§ **Trecho do texto**
- - - - - - -
Anais
RESUMO DE ARTIGO - XVIII CONGRESSO INTERNACIONAL ABRALIC
“Então foi conduzido Jesus pelo Espírito ao deserto”: a profanação em Quarenta Dias, de Maria Valéria Rezende
Renata Kelen da Rocha (Universidade Estadual de Maringá)
Em Quarenta Dias, de Maria Valéria Rezende (2012), acompanhamos as tentações e o amadurecimento da narradora-protagonista, Alice, durante a sua quarentena, solitária e aparentemente sem-sentido, pelas ruas de Porto Alegre (RS). Buscamos, em analogia, compreender de que maneira a narrativa dos quarenta dias vividos por Jesus Cristo, no deserto, dialoga com a da autora brasileira. Para tanto, entendemos que a experiência de Jesus foi uma “fase preparatória” para poder herdar os céus e a terra, considerada por Mircea Eliade (2001) como sagrada, haja vista a presença fixa e central desse ser sacralizado em um território caótico, desconhecido e desorientado de sua própria estrutura. Já na obra literária, quando a protagonista percebeu a fragilidade e a ilusão dos significantes “dever e família”, que orientavam a sua identidade, notamos um sinal, via linguagem, de que lhe faltava o desejo. Não faltava qualquer desejo, mas, sim, o desejo do Grande Outro. Empregamos esses elementos na esteira de Lacan (2005; 2016), Silva (2009; 2019) e Žižek (2010; 2015). A partir disso, destacamos que, nas ruas da capital gaúcha, com os desvalidos, a protagonista vagava em uma realidade distinta da envelopada de onde saíra, fosse da Paraíba, estado em que vivera e desfrutara de algo, fosse do apartamento novo que lhe gerava angústia. Nesse “deserto urbano”, onde era a forasteira – por possuir recursos e bens –, a tentação de Alice foi abster-se de confortos, amenizar necessidades enquanto possuía meios e compartilhar misérias, ou seja, a sua tentação foi “jejuar” junto daqueles que lhe eram “inferiores”, os desafortunados. Logo, essa versão literária do jejum no deserto pode ser interpretada como uma profanação da experiência, já que, ao invés de preparar um ser para a sua herança celestial, uma mulher comum experimentou alguns limites e imposições sistémicas que escapam de sua vontade individual.
- - - - - - -
§ **Dados fornecidos**
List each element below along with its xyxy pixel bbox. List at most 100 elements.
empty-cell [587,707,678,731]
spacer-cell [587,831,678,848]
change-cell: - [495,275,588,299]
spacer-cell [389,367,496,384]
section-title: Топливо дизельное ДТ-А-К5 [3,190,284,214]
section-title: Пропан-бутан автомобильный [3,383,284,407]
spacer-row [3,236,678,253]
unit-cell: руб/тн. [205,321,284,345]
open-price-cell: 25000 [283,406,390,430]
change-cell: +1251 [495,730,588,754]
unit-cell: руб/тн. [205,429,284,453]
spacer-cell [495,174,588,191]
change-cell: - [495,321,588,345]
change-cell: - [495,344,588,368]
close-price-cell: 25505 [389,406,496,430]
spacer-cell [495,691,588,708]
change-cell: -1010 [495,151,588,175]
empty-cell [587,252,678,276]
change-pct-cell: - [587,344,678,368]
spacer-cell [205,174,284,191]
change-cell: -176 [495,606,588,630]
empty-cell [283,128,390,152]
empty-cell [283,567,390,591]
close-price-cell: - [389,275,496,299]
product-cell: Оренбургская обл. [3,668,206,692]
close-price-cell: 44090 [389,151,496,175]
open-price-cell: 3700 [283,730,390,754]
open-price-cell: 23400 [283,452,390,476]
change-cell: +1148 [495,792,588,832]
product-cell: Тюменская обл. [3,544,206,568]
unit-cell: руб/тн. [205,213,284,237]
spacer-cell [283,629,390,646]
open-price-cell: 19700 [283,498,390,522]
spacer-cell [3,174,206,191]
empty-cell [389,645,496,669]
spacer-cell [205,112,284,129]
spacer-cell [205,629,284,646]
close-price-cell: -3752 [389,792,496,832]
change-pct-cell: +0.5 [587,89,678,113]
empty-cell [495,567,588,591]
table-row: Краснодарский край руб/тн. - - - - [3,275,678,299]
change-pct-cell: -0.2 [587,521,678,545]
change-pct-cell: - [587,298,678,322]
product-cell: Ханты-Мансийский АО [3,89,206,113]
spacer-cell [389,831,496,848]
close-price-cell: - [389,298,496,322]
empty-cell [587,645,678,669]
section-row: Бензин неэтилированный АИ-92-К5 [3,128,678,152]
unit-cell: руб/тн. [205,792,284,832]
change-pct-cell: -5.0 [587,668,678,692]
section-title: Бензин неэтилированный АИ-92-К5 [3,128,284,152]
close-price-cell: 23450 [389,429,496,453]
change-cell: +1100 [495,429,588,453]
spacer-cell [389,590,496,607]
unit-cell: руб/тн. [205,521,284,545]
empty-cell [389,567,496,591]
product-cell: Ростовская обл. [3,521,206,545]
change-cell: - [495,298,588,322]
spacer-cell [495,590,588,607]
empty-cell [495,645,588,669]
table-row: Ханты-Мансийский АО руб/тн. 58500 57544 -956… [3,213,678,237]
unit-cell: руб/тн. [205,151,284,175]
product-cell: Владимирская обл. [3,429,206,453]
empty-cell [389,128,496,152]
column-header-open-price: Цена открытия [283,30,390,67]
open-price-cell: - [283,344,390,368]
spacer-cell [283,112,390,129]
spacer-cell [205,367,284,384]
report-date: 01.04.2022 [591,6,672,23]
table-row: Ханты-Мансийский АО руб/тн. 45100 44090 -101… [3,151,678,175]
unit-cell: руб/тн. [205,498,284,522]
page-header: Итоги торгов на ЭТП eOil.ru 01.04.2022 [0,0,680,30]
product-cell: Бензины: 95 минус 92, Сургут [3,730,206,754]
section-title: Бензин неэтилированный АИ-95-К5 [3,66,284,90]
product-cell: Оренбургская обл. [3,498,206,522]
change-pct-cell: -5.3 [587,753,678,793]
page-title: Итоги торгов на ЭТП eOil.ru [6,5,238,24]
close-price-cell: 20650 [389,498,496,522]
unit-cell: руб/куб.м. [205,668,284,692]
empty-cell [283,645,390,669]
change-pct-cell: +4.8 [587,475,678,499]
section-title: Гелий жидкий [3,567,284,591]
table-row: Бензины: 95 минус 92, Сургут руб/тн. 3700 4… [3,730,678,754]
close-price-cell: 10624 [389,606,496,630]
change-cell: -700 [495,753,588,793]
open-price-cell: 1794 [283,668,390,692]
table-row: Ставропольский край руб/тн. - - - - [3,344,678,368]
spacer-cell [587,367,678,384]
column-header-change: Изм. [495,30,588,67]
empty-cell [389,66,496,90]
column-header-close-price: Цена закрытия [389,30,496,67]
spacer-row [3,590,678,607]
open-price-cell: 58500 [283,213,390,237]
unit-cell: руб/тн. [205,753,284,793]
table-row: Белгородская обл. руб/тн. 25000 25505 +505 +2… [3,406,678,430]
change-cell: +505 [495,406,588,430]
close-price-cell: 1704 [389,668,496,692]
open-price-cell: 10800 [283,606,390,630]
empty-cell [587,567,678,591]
- - - - - - -
§ **Instruções a seguir**
Indique se cada afirmação concorda com o resumo sobre Quarenta Dias, respondendo sim ou não e citando literalmente as palavras do resumo que decidem a questão: (a) Alice vive sua quarentena pelas ruas de Porto Alegre. (b) Antes de chegar à capital gaúcha, Alice vivera na Bahia. (c) Nas ruas, Alice era a forasteira por possuir recursos e bens.

§ **Solução do problema**
(a) Sim: "pelas ruas de Porto Alegre (RS)".
(b) Não: "fosse da Paraíba, estado em que vivera e desfrutara de algo".
(c) Sim: "onde era a forasteira – por possuir recursos e bens –".